* _Written problem_
Nothing in the records may be left out or altered; reproduce them all exactly.

Saved entries:
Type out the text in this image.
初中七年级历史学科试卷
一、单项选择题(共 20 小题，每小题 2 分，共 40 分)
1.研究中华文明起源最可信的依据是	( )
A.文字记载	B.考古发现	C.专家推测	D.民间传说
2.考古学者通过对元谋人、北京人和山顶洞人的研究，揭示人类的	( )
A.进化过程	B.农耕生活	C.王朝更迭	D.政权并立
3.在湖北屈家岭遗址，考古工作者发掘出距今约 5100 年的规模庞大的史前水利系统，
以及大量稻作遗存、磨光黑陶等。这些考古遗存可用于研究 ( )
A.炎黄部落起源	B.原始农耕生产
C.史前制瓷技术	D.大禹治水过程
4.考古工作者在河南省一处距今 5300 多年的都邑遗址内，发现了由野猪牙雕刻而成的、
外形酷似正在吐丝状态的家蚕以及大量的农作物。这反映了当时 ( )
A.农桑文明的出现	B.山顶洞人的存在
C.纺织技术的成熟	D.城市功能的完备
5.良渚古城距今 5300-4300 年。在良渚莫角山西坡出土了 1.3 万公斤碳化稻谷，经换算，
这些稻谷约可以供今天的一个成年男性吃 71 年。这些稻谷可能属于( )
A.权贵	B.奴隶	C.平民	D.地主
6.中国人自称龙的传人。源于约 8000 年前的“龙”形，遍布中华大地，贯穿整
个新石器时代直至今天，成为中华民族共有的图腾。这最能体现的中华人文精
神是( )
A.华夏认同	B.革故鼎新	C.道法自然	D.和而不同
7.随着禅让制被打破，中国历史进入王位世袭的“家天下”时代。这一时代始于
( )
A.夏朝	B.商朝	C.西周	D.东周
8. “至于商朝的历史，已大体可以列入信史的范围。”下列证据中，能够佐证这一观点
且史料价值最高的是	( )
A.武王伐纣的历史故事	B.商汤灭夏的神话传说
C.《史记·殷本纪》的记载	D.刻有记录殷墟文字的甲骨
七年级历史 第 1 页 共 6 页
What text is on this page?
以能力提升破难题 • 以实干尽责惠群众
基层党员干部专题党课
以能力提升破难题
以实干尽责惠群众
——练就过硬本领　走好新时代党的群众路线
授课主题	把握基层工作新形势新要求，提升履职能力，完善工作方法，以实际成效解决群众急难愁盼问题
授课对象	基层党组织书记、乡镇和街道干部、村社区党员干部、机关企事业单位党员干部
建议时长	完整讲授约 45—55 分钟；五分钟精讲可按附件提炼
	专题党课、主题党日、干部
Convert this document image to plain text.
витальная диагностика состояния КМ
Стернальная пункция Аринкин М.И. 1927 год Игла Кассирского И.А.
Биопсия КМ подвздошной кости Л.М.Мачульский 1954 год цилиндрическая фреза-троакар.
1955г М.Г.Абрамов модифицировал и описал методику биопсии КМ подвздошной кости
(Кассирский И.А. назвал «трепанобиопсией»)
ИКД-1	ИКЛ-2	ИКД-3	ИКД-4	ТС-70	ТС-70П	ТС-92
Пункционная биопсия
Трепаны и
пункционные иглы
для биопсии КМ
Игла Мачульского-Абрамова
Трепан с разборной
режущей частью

* _The solution_
Type out the text in this image.
初中七年级历史学科试卷
一、单项选择题(共 20 小题，每小题 2 分，共 40 分)
1.研究中华文明起源最可信的依据是	( )
A.文字记载	B.考古发现	C.专家推测	D.民间传说
2.考古学者通过对元谋人、北京人和山顶洞人的研究，揭示人类的	( )
A.进化过程	B.农耕生活	C.王朝更迭	D.政权并立
3.在湖北屈家岭遗址，考古工作者发掘出距今约 5100 年的规模庞大的史前水利系统，
以及大量稻作遗存、磨光黑陶等。这些考古遗存可用于研究 ( )
A.炎黄部落起源	B.原始农耕生产
C.史前制瓷技术	D.大禹治水过程
4.考古工作者在河南省一处距今 5300 多年的都邑遗址内，发现了由野猪牙雕刻而成的、
外形酷似正在吐丝状态的家蚕以及大量的农作物。这反映了当时 ( )
A.农桑文明的出现	B.山顶洞人的存在
C.纺织技术的成熟	D.城市功能的完备
5.良渚古城距今 5300-4300 年。在良渚莫角山西坡出土了 1.3 万公斤碳化稻谷，经换算，
这些稻谷约可以供今天的一个成年男性吃 71 年。这些稻谷可能属于( )
A.权贵	B.奴隶	C.平民	D.地主
6.中国人自称龙的传人。源于约 8000 年前的“龙”形，遍布中华大地，贯穿整
个新石器时代直至今天，成为中华民族共有的图腾。这最能体现的中华人文精
神是( )
A.华夏认同	B.革故鼎新	C.道法自然	D.和而不同
7.随着禅让制被打破，中国历史进入王位世袭的“家天下”时代。这一时代始于
( )
A.夏朝	B.商朝	C.西周	D.东周
8. “至于商朝的历史，已大体可以列入信史的范围。”下列证据中，能够佐证这一观点
且史料价值最高的是	( )
A.武王伐纣的历史故事	B.商汤灭夏的神话传说
C.《史记·殷本纪》的记载	D.刻有记录殷墟文字的甲骨
七年级历史 第 1 页 共 6 页
What text is on this page?
以能力提升破难题 • 以实干尽责惠群众
基层党员干部专题党课
以能力提升破难题
以实干尽责惠群众
——练就过硬本领　走好新时代党的群众路线
授课主题	把握基层工作新形势新要求，提升履职能力，完善工作方法，以实际成效解决群众急难愁盼问题
授课对象	基层党组织书记、乡镇和街道干部、村社区党员干部、机关企事业单位党员干部
建议时长	完整讲授约 45—55 分钟；五分钟精讲可按附件提炼
	专题党课、主题党日、干部
Convert this document image to plain text.
витальная диагностика состояния КМ
Стернальная пункция Аринкин М.И. 1927 год Игла Кассирского И.А.
Биопсия КМ подвздошной кости Л.М.Мачульский 1954 год цилиндрическая фреза-троакар.
1955г М.Г.Абрамов модифицировал и описал методику биопсии КМ подвздошной кости
(Кассирский И.А. назвал «трепанобиопсией»)
ИКД-1	ИКЛ-2	ИКД-3	ИКД-4	ТС-70	ТС-70П	ТС-92
Пункционная биопсия
Трепаны и
пункционные иглы
для биопсии КМ
Игла Мачульского-Абрамова
Трепан с разборной
режущей частью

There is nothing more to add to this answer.